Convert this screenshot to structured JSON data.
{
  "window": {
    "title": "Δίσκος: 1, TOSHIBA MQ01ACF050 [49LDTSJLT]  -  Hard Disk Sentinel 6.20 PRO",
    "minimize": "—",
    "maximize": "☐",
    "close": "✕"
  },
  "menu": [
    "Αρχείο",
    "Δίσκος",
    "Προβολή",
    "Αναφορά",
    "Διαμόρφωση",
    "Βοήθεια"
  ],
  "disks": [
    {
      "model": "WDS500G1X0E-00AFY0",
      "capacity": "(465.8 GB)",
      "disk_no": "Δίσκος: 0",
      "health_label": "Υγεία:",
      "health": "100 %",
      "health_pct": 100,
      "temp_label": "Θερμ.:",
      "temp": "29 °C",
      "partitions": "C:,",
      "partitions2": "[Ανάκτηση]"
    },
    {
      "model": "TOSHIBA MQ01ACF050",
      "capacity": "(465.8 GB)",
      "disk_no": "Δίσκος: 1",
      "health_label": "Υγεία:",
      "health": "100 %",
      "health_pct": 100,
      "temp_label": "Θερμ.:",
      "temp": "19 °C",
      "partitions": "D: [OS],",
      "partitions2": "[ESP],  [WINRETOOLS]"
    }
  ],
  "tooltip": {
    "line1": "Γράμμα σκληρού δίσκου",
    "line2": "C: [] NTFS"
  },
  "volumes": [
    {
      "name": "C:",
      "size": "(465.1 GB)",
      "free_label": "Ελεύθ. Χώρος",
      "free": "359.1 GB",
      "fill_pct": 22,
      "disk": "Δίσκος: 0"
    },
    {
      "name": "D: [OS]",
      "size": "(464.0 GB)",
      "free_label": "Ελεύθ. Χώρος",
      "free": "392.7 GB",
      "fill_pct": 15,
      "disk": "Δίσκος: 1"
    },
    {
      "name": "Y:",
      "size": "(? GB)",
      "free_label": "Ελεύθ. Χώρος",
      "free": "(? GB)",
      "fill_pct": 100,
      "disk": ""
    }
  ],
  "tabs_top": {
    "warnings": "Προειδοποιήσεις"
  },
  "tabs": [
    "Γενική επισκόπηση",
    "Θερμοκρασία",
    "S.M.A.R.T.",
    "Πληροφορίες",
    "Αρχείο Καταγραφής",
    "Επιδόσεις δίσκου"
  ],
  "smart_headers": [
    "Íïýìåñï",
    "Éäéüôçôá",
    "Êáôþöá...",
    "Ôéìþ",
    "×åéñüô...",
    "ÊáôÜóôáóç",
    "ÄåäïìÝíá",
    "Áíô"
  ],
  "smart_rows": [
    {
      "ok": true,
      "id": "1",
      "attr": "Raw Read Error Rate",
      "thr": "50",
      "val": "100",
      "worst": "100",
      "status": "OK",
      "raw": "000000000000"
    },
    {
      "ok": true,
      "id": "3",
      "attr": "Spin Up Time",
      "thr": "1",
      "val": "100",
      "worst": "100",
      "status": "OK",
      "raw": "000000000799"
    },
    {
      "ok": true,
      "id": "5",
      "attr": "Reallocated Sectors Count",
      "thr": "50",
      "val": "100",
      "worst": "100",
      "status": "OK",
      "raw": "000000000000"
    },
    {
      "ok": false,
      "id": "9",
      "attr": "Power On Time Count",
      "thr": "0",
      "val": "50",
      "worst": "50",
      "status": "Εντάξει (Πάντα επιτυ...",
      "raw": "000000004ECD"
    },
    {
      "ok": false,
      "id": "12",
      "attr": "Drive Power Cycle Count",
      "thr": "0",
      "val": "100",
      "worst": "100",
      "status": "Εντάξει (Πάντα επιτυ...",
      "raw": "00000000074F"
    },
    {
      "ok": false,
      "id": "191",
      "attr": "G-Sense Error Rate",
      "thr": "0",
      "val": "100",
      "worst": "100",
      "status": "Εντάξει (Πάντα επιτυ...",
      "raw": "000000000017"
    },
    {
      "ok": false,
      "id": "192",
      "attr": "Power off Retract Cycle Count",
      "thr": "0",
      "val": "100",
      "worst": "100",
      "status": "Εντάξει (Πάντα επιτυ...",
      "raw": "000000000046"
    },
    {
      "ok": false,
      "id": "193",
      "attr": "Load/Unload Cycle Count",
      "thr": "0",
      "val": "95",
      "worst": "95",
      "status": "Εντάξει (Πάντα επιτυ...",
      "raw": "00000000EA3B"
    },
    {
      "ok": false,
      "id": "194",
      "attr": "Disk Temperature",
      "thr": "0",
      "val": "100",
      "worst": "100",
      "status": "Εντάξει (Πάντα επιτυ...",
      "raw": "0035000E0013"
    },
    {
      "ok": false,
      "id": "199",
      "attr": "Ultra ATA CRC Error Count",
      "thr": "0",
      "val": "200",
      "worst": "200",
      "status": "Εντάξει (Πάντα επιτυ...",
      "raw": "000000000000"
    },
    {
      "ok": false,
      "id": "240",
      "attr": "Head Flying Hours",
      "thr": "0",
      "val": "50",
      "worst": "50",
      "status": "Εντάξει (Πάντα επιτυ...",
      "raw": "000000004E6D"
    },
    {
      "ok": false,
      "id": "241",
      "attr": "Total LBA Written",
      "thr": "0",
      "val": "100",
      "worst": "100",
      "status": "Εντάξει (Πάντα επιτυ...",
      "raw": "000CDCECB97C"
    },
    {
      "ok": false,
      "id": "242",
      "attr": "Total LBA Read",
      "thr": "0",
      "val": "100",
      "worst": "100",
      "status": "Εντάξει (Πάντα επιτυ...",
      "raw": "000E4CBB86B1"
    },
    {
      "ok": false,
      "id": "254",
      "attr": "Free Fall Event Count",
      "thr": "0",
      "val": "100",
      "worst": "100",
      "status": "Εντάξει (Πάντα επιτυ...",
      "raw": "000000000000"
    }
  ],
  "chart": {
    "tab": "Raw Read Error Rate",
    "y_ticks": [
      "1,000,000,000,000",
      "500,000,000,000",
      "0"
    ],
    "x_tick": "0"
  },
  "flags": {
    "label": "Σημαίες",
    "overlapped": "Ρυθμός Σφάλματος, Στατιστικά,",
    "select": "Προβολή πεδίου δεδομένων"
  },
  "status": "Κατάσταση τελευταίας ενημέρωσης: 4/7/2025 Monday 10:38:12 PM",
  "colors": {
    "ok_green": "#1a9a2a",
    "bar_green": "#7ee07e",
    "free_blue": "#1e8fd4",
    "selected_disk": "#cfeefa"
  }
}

===============

→ **Objective**
Search the listing for the string "Προβολή". Copy each line where it turns up.

→ **Finished exercise**
    "Προβολή",
    "select": "Προβολή πεδίου δεδομένων"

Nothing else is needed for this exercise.